# REQUEST
Locate the word "ylabel" in the entries below, then gather every line that holds it.

# PROVIDED ENTRIES

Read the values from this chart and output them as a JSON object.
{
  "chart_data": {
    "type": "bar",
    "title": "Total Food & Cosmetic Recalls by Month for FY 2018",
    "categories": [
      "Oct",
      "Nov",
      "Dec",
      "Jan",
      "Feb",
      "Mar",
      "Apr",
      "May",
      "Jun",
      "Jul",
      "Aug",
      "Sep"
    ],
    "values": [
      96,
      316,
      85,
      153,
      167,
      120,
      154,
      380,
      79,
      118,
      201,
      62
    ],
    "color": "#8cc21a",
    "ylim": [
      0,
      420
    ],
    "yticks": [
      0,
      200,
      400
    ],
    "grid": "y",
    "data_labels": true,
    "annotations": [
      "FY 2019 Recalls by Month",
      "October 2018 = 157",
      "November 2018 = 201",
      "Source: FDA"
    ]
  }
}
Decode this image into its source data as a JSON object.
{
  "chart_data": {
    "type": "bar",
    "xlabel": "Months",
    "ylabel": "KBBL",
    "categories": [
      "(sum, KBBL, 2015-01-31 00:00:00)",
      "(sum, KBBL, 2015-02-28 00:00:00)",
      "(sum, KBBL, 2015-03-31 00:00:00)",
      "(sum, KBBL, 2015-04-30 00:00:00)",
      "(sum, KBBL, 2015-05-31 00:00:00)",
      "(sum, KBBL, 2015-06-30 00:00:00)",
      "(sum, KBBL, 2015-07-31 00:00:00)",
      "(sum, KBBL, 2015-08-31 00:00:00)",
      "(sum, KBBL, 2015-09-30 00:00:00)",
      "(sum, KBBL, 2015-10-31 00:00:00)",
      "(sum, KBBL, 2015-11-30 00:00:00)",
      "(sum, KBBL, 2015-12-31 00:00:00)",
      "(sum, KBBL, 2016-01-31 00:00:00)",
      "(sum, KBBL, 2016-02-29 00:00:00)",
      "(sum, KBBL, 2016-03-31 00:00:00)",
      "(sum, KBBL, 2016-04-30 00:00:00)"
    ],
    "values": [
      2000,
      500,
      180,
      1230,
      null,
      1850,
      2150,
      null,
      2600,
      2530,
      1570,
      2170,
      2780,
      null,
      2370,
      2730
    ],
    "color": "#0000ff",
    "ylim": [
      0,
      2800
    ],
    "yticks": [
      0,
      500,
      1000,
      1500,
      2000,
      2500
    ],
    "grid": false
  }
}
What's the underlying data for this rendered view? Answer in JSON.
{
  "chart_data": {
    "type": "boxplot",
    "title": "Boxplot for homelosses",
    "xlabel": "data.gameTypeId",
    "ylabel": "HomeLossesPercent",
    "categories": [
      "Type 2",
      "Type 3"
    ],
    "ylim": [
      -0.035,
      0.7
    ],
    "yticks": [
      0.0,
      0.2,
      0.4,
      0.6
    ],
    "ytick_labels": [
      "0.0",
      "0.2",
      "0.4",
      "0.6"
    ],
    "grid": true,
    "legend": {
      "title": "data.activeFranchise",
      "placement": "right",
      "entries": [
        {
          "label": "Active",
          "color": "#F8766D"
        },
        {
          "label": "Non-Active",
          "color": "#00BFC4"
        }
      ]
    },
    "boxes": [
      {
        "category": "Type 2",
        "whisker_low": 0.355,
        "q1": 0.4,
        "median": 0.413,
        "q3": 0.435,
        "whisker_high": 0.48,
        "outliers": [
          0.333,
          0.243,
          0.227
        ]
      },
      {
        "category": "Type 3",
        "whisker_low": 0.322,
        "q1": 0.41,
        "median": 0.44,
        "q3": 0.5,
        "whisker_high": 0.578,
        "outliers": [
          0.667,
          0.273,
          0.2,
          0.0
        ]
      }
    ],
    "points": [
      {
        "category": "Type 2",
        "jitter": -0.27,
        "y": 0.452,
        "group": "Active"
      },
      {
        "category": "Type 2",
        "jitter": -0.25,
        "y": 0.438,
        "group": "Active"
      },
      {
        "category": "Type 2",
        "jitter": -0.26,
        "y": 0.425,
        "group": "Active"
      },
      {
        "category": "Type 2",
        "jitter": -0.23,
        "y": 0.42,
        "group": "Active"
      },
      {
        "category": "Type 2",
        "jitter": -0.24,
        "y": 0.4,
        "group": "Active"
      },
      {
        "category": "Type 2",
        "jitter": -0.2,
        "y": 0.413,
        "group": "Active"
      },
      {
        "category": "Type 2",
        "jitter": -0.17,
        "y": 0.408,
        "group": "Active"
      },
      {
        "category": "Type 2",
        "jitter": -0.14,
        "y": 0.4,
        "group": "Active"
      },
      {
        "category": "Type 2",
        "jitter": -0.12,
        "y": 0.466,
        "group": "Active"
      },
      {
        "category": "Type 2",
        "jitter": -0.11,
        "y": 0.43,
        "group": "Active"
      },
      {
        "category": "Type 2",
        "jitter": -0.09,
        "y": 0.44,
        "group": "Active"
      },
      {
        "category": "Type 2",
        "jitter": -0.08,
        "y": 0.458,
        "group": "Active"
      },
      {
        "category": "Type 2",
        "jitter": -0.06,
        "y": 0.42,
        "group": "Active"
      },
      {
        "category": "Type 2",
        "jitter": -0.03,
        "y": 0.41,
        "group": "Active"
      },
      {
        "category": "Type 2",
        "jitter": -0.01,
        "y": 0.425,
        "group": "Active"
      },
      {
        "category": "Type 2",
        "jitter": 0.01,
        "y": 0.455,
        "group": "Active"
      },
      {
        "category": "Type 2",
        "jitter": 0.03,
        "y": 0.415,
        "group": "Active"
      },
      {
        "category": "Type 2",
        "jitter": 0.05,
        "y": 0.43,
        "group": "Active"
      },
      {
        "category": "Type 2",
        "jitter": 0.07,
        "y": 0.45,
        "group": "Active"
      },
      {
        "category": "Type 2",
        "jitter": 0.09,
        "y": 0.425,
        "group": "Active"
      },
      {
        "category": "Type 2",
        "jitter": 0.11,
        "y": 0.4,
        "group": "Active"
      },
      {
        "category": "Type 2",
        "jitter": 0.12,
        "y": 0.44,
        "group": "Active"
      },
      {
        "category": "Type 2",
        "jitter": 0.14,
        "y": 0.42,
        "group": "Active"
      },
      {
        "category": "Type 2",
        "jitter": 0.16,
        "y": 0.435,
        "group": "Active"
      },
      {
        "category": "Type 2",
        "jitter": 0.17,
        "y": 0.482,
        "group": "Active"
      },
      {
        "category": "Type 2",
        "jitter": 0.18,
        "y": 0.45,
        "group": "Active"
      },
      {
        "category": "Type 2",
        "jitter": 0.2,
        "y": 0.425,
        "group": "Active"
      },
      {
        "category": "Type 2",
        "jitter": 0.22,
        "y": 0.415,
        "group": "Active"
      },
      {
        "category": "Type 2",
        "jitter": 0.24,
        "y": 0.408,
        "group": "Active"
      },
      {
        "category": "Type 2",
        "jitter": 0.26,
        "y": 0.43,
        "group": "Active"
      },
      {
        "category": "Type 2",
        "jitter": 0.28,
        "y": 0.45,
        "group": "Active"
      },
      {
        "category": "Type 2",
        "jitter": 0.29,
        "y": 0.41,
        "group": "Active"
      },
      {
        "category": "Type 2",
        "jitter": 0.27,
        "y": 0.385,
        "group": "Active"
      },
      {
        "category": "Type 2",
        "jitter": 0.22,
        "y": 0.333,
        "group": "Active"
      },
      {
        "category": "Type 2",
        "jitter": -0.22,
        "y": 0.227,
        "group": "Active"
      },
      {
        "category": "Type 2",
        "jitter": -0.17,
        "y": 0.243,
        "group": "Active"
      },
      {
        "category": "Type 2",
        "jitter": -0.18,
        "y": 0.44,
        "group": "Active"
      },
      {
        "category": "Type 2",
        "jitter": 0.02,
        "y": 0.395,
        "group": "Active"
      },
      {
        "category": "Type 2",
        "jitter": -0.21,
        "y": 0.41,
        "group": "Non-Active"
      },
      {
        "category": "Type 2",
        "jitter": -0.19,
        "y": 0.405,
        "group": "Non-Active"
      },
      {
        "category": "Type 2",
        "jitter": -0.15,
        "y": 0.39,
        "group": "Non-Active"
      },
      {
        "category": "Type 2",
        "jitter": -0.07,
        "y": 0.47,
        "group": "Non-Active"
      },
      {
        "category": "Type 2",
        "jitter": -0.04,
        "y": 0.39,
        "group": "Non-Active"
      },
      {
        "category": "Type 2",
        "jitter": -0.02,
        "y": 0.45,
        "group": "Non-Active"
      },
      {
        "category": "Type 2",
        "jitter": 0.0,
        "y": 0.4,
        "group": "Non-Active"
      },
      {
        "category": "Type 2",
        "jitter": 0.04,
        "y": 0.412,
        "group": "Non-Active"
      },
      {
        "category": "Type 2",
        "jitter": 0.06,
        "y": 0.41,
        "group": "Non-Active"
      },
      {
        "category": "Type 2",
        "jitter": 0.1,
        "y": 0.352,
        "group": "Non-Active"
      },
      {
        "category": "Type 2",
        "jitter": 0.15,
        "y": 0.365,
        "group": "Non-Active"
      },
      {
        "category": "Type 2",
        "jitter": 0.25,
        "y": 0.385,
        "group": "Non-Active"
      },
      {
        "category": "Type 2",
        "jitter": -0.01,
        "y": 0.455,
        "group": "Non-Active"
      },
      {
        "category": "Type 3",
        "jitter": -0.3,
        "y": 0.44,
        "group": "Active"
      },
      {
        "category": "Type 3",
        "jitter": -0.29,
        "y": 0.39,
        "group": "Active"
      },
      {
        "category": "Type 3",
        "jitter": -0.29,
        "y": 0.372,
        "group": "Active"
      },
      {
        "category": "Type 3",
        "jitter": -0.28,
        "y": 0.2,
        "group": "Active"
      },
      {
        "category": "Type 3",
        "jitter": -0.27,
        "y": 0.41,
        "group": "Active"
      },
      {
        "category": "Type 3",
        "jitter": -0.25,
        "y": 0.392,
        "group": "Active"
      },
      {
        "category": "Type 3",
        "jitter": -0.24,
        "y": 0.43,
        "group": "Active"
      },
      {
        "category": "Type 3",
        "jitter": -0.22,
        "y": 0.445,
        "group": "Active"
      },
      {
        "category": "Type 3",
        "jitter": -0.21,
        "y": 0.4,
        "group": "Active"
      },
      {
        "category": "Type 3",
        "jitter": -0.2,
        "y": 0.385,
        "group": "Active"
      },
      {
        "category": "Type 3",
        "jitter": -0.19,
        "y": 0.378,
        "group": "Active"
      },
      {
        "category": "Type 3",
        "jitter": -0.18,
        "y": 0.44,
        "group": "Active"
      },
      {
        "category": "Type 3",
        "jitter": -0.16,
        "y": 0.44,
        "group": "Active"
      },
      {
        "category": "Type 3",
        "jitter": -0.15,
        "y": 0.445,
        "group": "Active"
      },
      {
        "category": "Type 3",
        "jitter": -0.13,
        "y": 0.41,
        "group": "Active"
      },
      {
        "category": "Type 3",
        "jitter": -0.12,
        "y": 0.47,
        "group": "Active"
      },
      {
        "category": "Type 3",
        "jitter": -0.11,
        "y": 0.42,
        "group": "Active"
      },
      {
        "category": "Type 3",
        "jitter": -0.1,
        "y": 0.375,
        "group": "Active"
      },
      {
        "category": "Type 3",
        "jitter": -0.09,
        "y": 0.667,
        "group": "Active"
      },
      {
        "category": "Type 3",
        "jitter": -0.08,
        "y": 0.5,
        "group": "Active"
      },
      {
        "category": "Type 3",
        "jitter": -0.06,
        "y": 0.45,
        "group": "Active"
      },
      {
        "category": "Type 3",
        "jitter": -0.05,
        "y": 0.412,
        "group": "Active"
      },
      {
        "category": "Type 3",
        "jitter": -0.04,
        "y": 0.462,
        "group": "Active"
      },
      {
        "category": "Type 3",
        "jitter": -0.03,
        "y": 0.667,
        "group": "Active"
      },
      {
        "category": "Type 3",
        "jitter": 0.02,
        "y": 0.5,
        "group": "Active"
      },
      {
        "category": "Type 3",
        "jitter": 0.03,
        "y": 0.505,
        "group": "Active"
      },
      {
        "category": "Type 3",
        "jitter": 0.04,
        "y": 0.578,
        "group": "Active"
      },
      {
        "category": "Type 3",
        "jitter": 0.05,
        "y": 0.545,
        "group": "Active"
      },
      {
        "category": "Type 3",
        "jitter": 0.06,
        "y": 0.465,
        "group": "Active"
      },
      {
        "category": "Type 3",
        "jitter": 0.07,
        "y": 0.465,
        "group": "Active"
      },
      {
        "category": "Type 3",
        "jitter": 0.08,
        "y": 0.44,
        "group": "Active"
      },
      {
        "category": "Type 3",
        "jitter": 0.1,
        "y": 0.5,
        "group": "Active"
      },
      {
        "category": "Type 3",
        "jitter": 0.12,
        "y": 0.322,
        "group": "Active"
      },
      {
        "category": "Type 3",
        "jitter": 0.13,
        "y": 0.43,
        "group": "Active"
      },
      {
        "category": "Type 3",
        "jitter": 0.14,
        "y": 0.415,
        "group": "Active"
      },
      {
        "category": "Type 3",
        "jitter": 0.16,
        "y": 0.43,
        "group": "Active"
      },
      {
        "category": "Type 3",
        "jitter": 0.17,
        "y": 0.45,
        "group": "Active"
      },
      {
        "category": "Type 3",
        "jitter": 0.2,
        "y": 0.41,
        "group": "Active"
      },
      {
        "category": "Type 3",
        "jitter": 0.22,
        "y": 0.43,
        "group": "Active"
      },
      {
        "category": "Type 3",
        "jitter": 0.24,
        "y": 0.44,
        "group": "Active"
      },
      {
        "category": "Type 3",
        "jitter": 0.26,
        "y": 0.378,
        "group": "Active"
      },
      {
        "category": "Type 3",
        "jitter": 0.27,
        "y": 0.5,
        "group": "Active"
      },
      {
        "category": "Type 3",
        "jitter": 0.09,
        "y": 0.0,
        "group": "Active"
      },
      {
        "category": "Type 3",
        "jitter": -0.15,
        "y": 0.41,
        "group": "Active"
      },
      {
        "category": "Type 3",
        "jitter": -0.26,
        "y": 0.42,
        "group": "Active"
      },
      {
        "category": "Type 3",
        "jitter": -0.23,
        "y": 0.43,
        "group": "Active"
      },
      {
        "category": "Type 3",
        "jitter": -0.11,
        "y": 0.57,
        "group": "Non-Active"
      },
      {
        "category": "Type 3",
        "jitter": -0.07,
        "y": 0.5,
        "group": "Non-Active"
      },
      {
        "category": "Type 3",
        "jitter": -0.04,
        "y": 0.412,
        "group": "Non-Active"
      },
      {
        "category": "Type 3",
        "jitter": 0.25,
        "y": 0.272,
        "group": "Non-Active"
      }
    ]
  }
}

# RESPONSE BELOW
    "ylabel": "KBBL",
    "ylabel": "HomeLossesPercent",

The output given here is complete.